--- Begin Input for this task ---

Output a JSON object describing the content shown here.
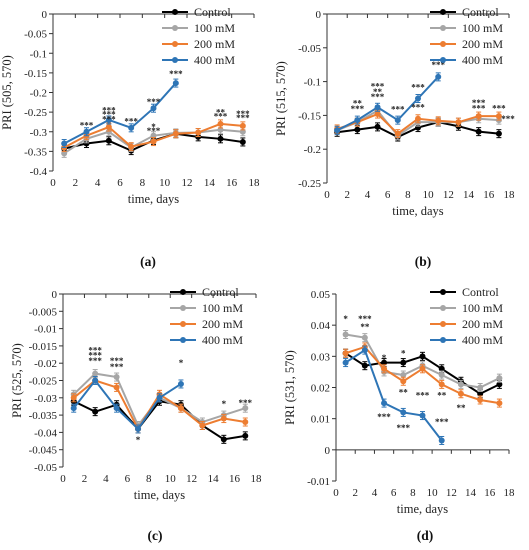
{
  "colors": {
    "Control": "#000000",
    "100 mM": "#a6a6a6",
    "200 mM": "#ed7d31",
    "400 mM": "#2e75b6"
  },
  "chart_data": [
    {
      "type": "line",
      "panel_label": "(a)",
      "xlabel": "time, days",
      "ylabel": "PRI (505, 570)",
      "xlim": [
        0,
        18
      ],
      "ylim": [
        -0.4,
        0
      ],
      "xticks": [
        "0",
        "2",
        "4",
        "6",
        "8",
        "10",
        "12",
        "14",
        "16",
        "18"
      ],
      "yticks": [
        "0",
        "-0.05",
        "-0.1",
        "-0.15",
        "-0.2",
        "-0.25",
        "-0.3",
        "-0.35",
        "-0.4"
      ],
      "legend_position": "top-right",
      "series": [
        {
          "name": "Control",
          "x": [
            1,
            3,
            5,
            7,
            9,
            11,
            13,
            15,
            17
          ],
          "y": [
            -0.343,
            -0.33,
            -0.323,
            -0.348,
            -0.322,
            -0.305,
            -0.313,
            -0.318,
            -0.326
          ]
        },
        {
          "name": "100 mM",
          "x": [
            1,
            3,
            5,
            7,
            9,
            11,
            13,
            15,
            17
          ],
          "y": [
            -0.355,
            -0.318,
            -0.3,
            -0.34,
            -0.31,
            -0.303,
            -0.302,
            -0.295,
            -0.3
          ]
        },
        {
          "name": "200 mM",
          "x": [
            1,
            3,
            5,
            7,
            9,
            11,
            13,
            15,
            17
          ],
          "y": [
            -0.34,
            -0.31,
            -0.288,
            -0.338,
            -0.325,
            -0.305,
            -0.302,
            -0.28,
            -0.285
          ]
        },
        {
          "name": "400 mM",
          "x": [
            1,
            3,
            5,
            7,
            9,
            11
          ],
          "y": [
            -0.33,
            -0.3,
            -0.27,
            -0.29,
            -0.24,
            -0.176
          ]
        }
      ],
      "annotations": [
        {
          "x": 3,
          "y": -0.292,
          "text": "***",
          "series": "400 mM"
        },
        {
          "x": 5,
          "y": -0.264,
          "text": "***",
          "series": "100 mM"
        },
        {
          "x": 5,
          "y": -0.276,
          "text": "***",
          "series": "200 mM"
        },
        {
          "x": 5,
          "y": -0.254,
          "text": "***",
          "series": "400 mM"
        },
        {
          "x": 7,
          "y": -0.282,
          "text": "***",
          "series": "400 mM"
        },
        {
          "x": 9,
          "y": -0.296,
          "text": "*",
          "series": "100 mM"
        },
        {
          "x": 9,
          "y": -0.306,
          "text": "***",
          "series": "200 mM"
        },
        {
          "x": 9,
          "y": -0.232,
          "text": "***",
          "series": "400 mM"
        },
        {
          "x": 11,
          "y": -0.16,
          "text": "***",
          "series": "400 mM"
        },
        {
          "x": 15,
          "y": -0.258,
          "text": "**",
          "series": "100 mM"
        },
        {
          "x": 15,
          "y": -0.269,
          "text": "***",
          "series": "200 mM"
        },
        {
          "x": 17,
          "y": -0.262,
          "text": "***",
          "series": "100 mM"
        },
        {
          "x": 17,
          "y": -0.273,
          "text": "***",
          "series": "200 mM"
        }
      ]
    },
    {
      "type": "line",
      "panel_label": "(b)",
      "xlabel": "time, days",
      "ylabel": "PRI (515, 570)",
      "xlim": [
        0,
        18
      ],
      "ylim": [
        -0.25,
        0
      ],
      "xticks": [
        "0",
        "2",
        "4",
        "6",
        "8",
        "10",
        "12",
        "14",
        "16",
        "18"
      ],
      "yticks": [
        "0",
        "-0.05",
        "-0.1",
        "-0.15",
        "-0.2",
        "-0.25"
      ],
      "legend_position": "top-right",
      "series": [
        {
          "name": "Control",
          "x": [
            1,
            3,
            5,
            7,
            9,
            11,
            13,
            15,
            17
          ],
          "y": [
            -0.175,
            -0.171,
            -0.167,
            -0.182,
            -0.168,
            -0.16,
            -0.166,
            -0.174,
            -0.177
          ]
        },
        {
          "name": "100 mM",
          "x": [
            1,
            3,
            5,
            7,
            9,
            11,
            13,
            15,
            17
          ],
          "y": [
            -0.172,
            -0.16,
            -0.143,
            -0.18,
            -0.16,
            -0.16,
            -0.16,
            -0.155,
            -0.157
          ]
        },
        {
          "name": "200 mM",
          "x": [
            1,
            3,
            5,
            7,
            9,
            11,
            13,
            15,
            17
          ],
          "y": [
            -0.17,
            -0.16,
            -0.148,
            -0.177,
            -0.155,
            -0.158,
            -0.16,
            -0.151,
            -0.151
          ]
        },
        {
          "name": "400 mM",
          "x": [
            1,
            3,
            5,
            7,
            9,
            11
          ],
          "y": [
            -0.172,
            -0.157,
            -0.138,
            -0.157,
            -0.125,
            -0.093
          ]
        }
      ],
      "annotations": [
        {
          "x": 3,
          "y": -0.137,
          "text": "**",
          "series": "200 mM"
        },
        {
          "x": 3,
          "y": -0.145,
          "text": "***",
          "series": "400 mM"
        },
        {
          "x": 5,
          "y": -0.112,
          "text": "***",
          "series": "100 mM"
        },
        {
          "x": 5,
          "y": -0.12,
          "text": "**",
          "series": "200 mM"
        },
        {
          "x": 5,
          "y": -0.127,
          "text": "***",
          "series": "400 mM"
        },
        {
          "x": 7,
          "y": -0.146,
          "text": "***",
          "series": "400 mM"
        },
        {
          "x": 9,
          "y": -0.143,
          "text": "***",
          "series": "200 mM"
        },
        {
          "x": 9,
          "y": -0.113,
          "text": "***",
          "series": "400 mM"
        },
        {
          "x": 11,
          "y": -0.08,
          "text": "***",
          "series": "400 mM"
        },
        {
          "x": 15,
          "y": -0.136,
          "text": "***",
          "series": "100 mM"
        },
        {
          "x": 15,
          "y": -0.144,
          "text": "***",
          "series": "200 mM"
        },
        {
          "x": 17,
          "y": -0.144,
          "text": "***",
          "series": "200 mM"
        },
        {
          "x": 17.9,
          "y": -0.16,
          "text": "***",
          "series": "100 mM"
        }
      ]
    },
    {
      "type": "line",
      "panel_label": "(c)",
      "xlabel": "time, days",
      "ylabel": "PRI (525, 570)",
      "xlim": [
        0,
        18
      ],
      "ylim": [
        -0.05,
        0
      ],
      "xticks": [
        "0",
        "2",
        "4",
        "6",
        "8",
        "10",
        "12",
        "14",
        "16",
        "18"
      ],
      "yticks": [
        "0",
        "-0.005",
        "-0.01",
        "-0.015",
        "-0.02",
        "-0.025",
        "-0.03",
        "-0.035",
        "-0.04",
        "-0.045",
        "-0.05"
      ],
      "legend_position": "top-right",
      "series": [
        {
          "name": "Control",
          "x": [
            1,
            3,
            5,
            7,
            9,
            11,
            13,
            15,
            17
          ],
          "y": [
            -0.031,
            -0.034,
            -0.032,
            -0.039,
            -0.031,
            -0.032,
            -0.038,
            -0.042,
            -0.041
          ]
        },
        {
          "name": "100 mM",
          "x": [
            1,
            3,
            5,
            7,
            9,
            11,
            13,
            15,
            17
          ],
          "y": [
            -0.029,
            -0.023,
            -0.024,
            -0.038,
            -0.03,
            -0.033,
            -0.037,
            -0.035,
            -0.033
          ]
        },
        {
          "name": "200 mM",
          "x": [
            1,
            3,
            5,
            7,
            9,
            11,
            13,
            15,
            17
          ],
          "y": [
            -0.03,
            -0.025,
            -0.027,
            -0.039,
            -0.029,
            -0.033,
            -0.038,
            -0.036,
            -0.037
          ]
        },
        {
          "name": "400 mM",
          "x": [
            1,
            3,
            5,
            7,
            9,
            11
          ],
          "y": [
            -0.033,
            -0.025,
            -0.033,
            -0.039,
            -0.03,
            -0.026
          ]
        }
      ],
      "annotations": [
        {
          "x": 3,
          "y": -0.0172,
          "text": "***",
          "series": "100 mM"
        },
        {
          "x": 3,
          "y": -0.0187,
          "text": "***",
          "series": "200 mM"
        },
        {
          "x": 3,
          "y": -0.0202,
          "text": "***",
          "series": "400 mM"
        },
        {
          "x": 5,
          "y": -0.0203,
          "text": "***",
          "series": "100 mM"
        },
        {
          "x": 5,
          "y": -0.022,
          "text": "***",
          "series": "200 mM"
        },
        {
          "x": 7,
          "y": -0.043,
          "text": "*",
          "series": "400 mM"
        },
        {
          "x": 11,
          "y": -0.0208,
          "text": "*",
          "series": "400 mM"
        },
        {
          "x": 15,
          "y": -0.0327,
          "text": "*",
          "series": "100 mM"
        },
        {
          "x": 17,
          "y": -0.0323,
          "text": "***",
          "series": "100 mM"
        }
      ]
    },
    {
      "type": "line",
      "panel_label": "(d)",
      "xlabel": "time, days",
      "ylabel": "PRI (531, 570)",
      "xlim": [
        0,
        18
      ],
      "ylim": [
        -0.01,
        0.05
      ],
      "xticks": [
        "0",
        "2",
        "4",
        "6",
        "8",
        "10",
        "12",
        "14",
        "16",
        "18"
      ],
      "yticks": [
        "0.05",
        "0.04",
        "0.03",
        "0.02",
        "0.01",
        "0",
        "-0.01"
      ],
      "legend_position": "top-right",
      "series": [
        {
          "name": "Control",
          "x": [
            1,
            3,
            5,
            7,
            9,
            11,
            13,
            15,
            17
          ],
          "y": [
            0.031,
            0.027,
            0.028,
            0.028,
            0.03,
            0.026,
            0.022,
            0.018,
            0.021
          ]
        },
        {
          "name": "100 mM",
          "x": [
            1,
            3,
            5,
            7,
            9,
            11,
            13,
            15,
            17
          ],
          "y": [
            0.037,
            0.036,
            0.025,
            0.024,
            0.027,
            0.024,
            0.021,
            0.02,
            0.023
          ]
        },
        {
          "name": "200 mM",
          "x": [
            1,
            3,
            5,
            7,
            9,
            11,
            13,
            15,
            17
          ],
          "y": [
            0.031,
            0.033,
            0.026,
            0.022,
            0.026,
            0.021,
            0.018,
            0.016,
            0.015
          ]
        },
        {
          "name": "400 mM",
          "x": [
            1,
            3,
            5,
            7,
            9,
            11
          ],
          "y": [
            0.028,
            0.032,
            0.015,
            0.012,
            0.011,
            0.003
          ]
        }
      ],
      "annotations": [
        {
          "x": 1,
          "y": 0.041,
          "text": "*",
          "series": "100 mM"
        },
        {
          "x": 3,
          "y": 0.041,
          "text": "***",
          "series": "100 mM"
        },
        {
          "x": 3,
          "y": 0.0385,
          "text": "**",
          "series": "400 mM"
        },
        {
          "x": 5,
          "y": 0.0285,
          "text": "*",
          "series": "200 mM"
        },
        {
          "x": 5,
          "y": 0.0095,
          "text": "***",
          "series": "400 mM"
        },
        {
          "x": 7,
          "y": 0.03,
          "text": "*",
          "series": "100 mM"
        },
        {
          "x": 7,
          "y": 0.0175,
          "text": "**",
          "series": "200 mM"
        },
        {
          "x": 7,
          "y": 0.006,
          "text": "***",
          "series": "400 mM"
        },
        {
          "x": 9,
          "y": 0.0165,
          "text": "***",
          "series": "400 mM"
        },
        {
          "x": 11,
          "y": 0.0165,
          "text": "**",
          "series": "200 mM"
        },
        {
          "x": 11,
          "y": 0.008,
          "text": "***",
          "series": "400 mM"
        },
        {
          "x": 13,
          "y": 0.0125,
          "text": "**",
          "series": "200 mM"
        }
      ]
    }
  ]
}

--- End Input for this task ---

» What to do
Tally the lines of the data that hold the string "ylabel". Answer with the number and nothing more.

» The output
4